• _Task prompt_
Look through the records below, and copy out every line that holds the string "天落地签证收".

• _Dataset records_
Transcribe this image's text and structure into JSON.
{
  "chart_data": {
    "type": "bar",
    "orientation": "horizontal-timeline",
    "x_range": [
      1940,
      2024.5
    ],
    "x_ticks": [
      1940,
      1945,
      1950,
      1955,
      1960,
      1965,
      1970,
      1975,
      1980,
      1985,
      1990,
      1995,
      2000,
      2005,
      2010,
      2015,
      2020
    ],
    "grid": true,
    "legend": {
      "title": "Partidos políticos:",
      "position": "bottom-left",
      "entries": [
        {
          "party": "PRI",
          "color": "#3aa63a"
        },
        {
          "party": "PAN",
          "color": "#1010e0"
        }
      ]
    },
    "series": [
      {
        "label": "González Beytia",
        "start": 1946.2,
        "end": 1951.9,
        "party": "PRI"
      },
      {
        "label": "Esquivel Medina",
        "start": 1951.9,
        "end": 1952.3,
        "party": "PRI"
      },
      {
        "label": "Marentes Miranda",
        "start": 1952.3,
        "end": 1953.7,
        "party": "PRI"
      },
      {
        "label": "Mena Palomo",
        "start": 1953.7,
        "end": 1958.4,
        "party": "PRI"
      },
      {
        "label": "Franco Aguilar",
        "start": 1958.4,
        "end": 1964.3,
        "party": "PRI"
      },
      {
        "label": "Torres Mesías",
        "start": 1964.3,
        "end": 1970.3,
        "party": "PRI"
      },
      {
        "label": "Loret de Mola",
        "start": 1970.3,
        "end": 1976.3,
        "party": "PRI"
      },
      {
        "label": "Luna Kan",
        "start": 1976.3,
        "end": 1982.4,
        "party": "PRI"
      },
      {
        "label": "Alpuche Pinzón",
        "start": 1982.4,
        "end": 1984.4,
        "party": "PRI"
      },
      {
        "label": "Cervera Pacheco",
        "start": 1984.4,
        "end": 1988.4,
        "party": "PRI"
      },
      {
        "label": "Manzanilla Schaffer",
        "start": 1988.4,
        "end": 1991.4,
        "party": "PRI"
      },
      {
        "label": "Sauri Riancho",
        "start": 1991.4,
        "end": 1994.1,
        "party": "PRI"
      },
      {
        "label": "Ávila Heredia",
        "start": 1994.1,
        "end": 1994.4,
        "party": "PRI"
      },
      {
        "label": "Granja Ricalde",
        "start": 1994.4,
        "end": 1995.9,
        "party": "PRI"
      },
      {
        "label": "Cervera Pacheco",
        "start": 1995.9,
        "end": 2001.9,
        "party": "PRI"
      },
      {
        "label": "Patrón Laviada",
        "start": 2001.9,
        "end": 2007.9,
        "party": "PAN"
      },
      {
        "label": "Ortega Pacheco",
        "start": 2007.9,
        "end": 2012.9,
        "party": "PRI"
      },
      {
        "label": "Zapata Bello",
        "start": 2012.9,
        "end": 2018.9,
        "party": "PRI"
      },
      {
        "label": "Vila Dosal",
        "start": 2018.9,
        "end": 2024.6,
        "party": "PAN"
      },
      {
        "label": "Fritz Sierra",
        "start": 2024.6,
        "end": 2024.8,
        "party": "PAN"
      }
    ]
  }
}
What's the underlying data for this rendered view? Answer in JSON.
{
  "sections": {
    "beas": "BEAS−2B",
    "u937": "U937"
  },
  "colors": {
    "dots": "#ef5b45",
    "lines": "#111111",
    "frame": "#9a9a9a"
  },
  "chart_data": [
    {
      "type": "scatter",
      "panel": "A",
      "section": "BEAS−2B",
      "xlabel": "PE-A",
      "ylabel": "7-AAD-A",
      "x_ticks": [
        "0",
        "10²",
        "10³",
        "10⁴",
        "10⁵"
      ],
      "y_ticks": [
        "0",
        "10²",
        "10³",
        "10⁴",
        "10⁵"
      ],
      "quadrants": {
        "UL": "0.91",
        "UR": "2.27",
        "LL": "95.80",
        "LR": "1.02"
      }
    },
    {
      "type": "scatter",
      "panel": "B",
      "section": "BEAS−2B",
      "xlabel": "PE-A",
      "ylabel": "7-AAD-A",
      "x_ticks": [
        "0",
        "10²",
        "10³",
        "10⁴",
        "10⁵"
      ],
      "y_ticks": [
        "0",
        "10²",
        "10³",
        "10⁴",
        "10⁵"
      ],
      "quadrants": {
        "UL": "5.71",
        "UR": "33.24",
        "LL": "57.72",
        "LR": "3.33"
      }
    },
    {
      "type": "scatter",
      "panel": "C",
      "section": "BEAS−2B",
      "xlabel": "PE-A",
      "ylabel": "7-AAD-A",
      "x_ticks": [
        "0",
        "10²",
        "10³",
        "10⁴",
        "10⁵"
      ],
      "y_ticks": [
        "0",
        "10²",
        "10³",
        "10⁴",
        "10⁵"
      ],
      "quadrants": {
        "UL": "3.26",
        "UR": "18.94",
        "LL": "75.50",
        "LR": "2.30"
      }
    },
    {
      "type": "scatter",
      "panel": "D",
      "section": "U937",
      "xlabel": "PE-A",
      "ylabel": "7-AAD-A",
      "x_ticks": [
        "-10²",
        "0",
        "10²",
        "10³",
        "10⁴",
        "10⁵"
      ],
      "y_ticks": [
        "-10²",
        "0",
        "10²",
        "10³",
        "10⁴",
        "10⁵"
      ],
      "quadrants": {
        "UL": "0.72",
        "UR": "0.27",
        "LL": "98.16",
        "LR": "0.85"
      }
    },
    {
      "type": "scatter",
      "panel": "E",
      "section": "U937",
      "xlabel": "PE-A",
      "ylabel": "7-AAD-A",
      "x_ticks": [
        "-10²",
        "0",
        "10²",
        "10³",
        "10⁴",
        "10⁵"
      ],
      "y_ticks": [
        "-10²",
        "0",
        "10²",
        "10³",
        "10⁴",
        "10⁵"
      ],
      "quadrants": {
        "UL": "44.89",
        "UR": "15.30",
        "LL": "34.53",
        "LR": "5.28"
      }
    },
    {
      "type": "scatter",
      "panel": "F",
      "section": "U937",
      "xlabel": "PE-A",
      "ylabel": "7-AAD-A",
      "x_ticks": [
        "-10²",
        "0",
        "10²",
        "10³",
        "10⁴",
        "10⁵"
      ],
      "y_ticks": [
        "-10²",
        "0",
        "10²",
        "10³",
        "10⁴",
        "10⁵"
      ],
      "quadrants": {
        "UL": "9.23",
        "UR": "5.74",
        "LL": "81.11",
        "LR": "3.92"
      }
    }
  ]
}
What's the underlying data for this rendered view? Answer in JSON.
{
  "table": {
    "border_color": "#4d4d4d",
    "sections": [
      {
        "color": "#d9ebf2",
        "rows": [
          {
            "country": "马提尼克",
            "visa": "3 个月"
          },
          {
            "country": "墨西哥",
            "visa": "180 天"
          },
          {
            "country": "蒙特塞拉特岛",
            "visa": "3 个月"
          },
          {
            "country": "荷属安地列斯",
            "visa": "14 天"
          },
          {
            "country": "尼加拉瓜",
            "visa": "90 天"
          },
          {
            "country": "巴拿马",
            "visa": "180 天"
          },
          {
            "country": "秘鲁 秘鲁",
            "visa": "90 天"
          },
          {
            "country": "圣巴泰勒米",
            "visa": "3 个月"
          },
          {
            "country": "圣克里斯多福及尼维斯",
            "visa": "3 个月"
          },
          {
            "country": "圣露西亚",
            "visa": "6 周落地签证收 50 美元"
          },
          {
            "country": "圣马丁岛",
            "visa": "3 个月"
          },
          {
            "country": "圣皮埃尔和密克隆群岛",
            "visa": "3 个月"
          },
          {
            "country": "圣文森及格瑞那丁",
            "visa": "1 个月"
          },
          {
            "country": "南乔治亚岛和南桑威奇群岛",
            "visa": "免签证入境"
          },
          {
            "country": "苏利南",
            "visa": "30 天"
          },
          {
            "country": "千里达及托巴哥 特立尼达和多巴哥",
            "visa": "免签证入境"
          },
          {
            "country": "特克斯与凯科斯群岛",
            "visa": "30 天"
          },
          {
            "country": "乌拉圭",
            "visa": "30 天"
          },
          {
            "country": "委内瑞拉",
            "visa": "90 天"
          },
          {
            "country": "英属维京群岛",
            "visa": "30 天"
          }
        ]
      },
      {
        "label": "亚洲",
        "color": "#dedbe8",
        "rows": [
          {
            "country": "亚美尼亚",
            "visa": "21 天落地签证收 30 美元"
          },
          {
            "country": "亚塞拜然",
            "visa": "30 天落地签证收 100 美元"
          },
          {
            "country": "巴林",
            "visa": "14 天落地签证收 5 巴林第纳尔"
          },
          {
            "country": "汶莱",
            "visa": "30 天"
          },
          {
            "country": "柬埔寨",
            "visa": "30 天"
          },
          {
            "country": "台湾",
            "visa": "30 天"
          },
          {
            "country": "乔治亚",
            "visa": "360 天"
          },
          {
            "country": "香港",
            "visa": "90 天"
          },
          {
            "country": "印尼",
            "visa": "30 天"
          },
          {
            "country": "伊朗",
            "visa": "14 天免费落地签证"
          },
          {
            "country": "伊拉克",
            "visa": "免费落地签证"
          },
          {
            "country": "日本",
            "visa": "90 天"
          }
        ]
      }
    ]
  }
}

• _Exercise answer_
            "visa": "21 天落地签证收 30 美元"
            "visa": "30 天落地签证收 100 美元"
            "visa": "14 天落地签证收 5 巴林第纳尔"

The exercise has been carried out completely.